TASK OBJECTIVE
Find the line that contains "Parse this chart: output". Repeat that line and all lines following it, exactly, through the end of the listing below.

(Extracts from a graphics dataset)
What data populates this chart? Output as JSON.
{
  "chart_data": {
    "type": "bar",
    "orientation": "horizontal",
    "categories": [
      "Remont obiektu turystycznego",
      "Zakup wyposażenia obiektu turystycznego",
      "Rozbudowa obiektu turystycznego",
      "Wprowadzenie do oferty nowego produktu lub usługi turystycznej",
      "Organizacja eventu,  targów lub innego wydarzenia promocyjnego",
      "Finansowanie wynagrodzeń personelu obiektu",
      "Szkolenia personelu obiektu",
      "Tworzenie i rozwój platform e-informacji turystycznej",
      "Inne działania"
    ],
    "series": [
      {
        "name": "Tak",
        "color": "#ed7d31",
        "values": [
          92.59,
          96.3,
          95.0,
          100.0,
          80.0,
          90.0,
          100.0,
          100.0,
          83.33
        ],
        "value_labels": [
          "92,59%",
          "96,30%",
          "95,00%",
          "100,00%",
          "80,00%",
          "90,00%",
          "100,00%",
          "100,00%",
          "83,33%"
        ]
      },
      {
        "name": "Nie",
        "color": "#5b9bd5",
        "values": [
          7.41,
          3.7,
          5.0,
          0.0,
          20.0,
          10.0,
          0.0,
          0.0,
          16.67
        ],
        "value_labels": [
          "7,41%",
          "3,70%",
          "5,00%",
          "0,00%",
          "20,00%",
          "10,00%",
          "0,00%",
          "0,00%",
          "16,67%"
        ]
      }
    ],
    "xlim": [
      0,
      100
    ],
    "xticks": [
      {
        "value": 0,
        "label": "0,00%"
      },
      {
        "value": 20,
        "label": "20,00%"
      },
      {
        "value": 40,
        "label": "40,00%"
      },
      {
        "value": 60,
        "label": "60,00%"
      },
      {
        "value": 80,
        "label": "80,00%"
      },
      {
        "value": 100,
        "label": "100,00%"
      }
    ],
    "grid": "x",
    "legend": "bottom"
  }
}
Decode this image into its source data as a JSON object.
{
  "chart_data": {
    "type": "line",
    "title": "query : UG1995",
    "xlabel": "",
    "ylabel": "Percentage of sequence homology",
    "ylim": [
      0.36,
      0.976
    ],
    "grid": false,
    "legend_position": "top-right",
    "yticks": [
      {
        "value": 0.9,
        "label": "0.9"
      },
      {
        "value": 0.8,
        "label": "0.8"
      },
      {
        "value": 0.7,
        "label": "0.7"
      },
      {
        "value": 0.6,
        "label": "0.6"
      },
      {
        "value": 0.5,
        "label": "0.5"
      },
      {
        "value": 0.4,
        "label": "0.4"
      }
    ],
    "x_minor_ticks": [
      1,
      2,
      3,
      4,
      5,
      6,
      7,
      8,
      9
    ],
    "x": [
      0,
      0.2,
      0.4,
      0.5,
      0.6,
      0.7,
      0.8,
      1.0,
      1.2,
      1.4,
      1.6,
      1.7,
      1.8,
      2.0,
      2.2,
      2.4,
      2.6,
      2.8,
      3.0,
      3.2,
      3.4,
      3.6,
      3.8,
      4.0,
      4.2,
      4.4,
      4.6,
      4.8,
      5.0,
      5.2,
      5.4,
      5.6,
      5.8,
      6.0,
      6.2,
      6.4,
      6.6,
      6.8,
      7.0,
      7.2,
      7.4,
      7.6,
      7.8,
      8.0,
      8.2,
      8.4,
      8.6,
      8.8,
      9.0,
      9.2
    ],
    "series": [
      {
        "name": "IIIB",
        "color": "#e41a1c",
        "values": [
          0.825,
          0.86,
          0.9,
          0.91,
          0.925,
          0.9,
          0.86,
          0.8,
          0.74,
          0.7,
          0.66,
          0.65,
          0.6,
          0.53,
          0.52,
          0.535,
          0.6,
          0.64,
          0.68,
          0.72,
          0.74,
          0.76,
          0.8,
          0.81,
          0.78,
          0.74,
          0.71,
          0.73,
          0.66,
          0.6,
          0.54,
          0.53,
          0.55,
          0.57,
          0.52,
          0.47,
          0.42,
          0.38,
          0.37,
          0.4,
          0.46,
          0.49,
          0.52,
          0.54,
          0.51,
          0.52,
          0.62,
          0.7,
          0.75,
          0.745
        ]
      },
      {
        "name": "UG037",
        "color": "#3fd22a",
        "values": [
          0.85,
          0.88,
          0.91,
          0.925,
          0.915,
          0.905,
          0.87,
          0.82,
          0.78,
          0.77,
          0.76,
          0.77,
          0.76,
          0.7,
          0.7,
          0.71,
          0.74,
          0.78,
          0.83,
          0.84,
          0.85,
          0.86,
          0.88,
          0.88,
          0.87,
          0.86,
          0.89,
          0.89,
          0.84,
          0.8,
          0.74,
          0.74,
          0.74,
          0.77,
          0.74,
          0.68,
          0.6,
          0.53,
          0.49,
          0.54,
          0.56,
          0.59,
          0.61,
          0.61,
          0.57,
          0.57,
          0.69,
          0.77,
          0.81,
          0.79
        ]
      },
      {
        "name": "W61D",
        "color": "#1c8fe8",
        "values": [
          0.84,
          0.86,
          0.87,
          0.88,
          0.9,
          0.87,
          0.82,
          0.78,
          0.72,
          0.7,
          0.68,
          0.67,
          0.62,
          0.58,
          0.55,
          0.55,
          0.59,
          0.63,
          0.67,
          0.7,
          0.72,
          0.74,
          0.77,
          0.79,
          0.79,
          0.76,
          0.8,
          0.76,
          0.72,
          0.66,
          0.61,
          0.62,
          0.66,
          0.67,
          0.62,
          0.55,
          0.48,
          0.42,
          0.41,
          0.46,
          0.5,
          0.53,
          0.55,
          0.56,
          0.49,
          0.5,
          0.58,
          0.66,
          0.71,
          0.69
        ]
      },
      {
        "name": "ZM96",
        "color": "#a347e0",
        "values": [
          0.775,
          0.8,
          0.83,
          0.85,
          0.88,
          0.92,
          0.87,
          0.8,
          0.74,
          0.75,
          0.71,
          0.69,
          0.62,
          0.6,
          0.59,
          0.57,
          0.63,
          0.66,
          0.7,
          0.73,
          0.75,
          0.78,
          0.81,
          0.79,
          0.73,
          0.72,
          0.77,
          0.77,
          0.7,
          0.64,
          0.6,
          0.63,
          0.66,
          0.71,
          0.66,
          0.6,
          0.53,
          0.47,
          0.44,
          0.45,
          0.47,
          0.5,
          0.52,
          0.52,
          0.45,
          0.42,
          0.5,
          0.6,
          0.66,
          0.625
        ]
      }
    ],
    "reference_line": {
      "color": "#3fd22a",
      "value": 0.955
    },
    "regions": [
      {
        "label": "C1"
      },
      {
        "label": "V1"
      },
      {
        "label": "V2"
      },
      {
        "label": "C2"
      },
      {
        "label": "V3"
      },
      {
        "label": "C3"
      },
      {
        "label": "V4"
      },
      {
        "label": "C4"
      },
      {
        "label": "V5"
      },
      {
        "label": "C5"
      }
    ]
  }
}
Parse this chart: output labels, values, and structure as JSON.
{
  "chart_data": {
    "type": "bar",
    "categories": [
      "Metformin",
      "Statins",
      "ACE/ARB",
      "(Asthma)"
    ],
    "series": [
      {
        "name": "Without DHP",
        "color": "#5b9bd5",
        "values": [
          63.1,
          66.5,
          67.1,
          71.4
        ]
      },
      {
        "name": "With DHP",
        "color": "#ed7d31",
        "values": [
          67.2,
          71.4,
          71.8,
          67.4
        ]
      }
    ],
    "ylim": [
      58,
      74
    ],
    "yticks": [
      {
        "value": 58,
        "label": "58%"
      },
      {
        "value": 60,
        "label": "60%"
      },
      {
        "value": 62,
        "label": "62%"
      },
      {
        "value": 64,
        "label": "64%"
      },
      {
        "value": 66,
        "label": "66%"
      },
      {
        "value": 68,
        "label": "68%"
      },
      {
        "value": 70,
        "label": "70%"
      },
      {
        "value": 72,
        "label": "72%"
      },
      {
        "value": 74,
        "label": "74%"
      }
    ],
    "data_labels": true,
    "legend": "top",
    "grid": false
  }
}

EXERCISE SOLUTION
Parse this chart: output labels, values, and structure as JSON.
{
  "chart_data": {
    "type": "bar",
    "categories": [
      "Metformin",
      "Statins",
      "ACE/ARB",
      "(Asthma)"
    ],
    "series": [
      {
        "name": "Without DHP",
        "color": "#5b9bd5",
        "values": [
          63.1,
          66.5,
          67.1,
          71.4
        ]
      },
      {
        "name": "With DHP",
        "color": "#ed7d31",
        "values": [
          67.2,
          71.4,
          71.8,
          67.4
        ]
      }
    ],
    "ylim": [
      58,
      74
    ],
    "yticks": [
      {
        "value": 58,
        "label": "58%"
      },
      {
        "value": 60,
        "label": "60%"
      },
      {
        "value": 62,
        "label": "62%"
      },
      {
        "value": 64,
        "label": "64%"
      },
      {
        "value": 66,
        "label": "66%"
      },
      {
        "value": 68,
        "label": "68%"
      },
      {
        "value": 70,
        "label": "70%"
      },
      {
        "value": 72,
        "label": "72%"
      },
      {
        "value": 74,
        "label": "74%"
      }
    ],
    "data_labels": true,
    "legend": "top",
    "grid": false
  }
}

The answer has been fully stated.